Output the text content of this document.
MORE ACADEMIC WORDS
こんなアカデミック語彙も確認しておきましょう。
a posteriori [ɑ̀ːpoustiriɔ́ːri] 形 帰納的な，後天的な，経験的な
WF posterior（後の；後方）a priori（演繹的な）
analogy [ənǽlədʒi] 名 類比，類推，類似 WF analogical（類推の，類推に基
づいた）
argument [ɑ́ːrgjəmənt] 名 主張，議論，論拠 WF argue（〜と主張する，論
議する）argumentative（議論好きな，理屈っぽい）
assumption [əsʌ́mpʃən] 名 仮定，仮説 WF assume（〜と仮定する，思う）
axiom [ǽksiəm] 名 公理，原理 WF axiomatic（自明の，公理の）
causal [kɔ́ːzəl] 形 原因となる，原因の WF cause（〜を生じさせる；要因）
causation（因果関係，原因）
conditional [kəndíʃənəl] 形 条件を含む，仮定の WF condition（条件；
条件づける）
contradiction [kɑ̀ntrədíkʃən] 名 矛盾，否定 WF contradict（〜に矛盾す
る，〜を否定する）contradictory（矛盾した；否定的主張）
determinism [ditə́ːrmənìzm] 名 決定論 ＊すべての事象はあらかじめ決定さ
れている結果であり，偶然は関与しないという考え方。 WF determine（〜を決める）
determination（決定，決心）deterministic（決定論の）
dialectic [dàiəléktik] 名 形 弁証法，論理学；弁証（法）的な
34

### THE EXERCISE
Repeat all the entries exactly as given.

### RESPONSE TO THIS EXERCISE
Output the text content of this document.
MORE ACADEMIC WORDS
こんなアカデミック語彙も確認しておきましょう。
a posteriori [ɑ̀ːpoustiriɔ́ːri] 形 帰納的な，後天的な，経験的な
WF posterior（後の；後方）a priori（演繹的な）
analogy [ənǽlədʒi] 名 類比，類推，類似 WF analogical（類推の，類推に基
づいた）
argument [ɑ́ːrgjəmənt] 名 主張，議論，論拠 WF argue（〜と主張する，論
議する）argumentative（議論好きな，理屈っぽい）
assumption [əsʌ́mpʃən] 名 仮定，仮説 WF assume（〜と仮定する，思う）
axiom [ǽksiəm] 名 公理，原理 WF axiomatic（自明の，公理の）
causal [kɔ́ːzəl] 形 原因となる，原因の WF cause（〜を生じさせる；要因）
causation（因果関係，原因）
conditional [kəndíʃənəl] 形 条件を含む，仮定の WF condition（条件；
条件づける）
contradiction [kɑ̀ntrədíkʃən] 名 矛盾，否定 WF contradict（〜に矛盾す
る，〜を否定する）contradictory（矛盾した；否定的主張）
determinism [ditə́ːrmənìzm] 名 決定論 ＊すべての事象はあらかじめ決定さ
れている結果であり，偶然は関与しないという考え方。 WF determine（〜を決める）
determination（決定，決心）deterministic（決定論の）
dialectic [dàiəléktik] 名 形 弁証法，論理学；弁証（法）的な
34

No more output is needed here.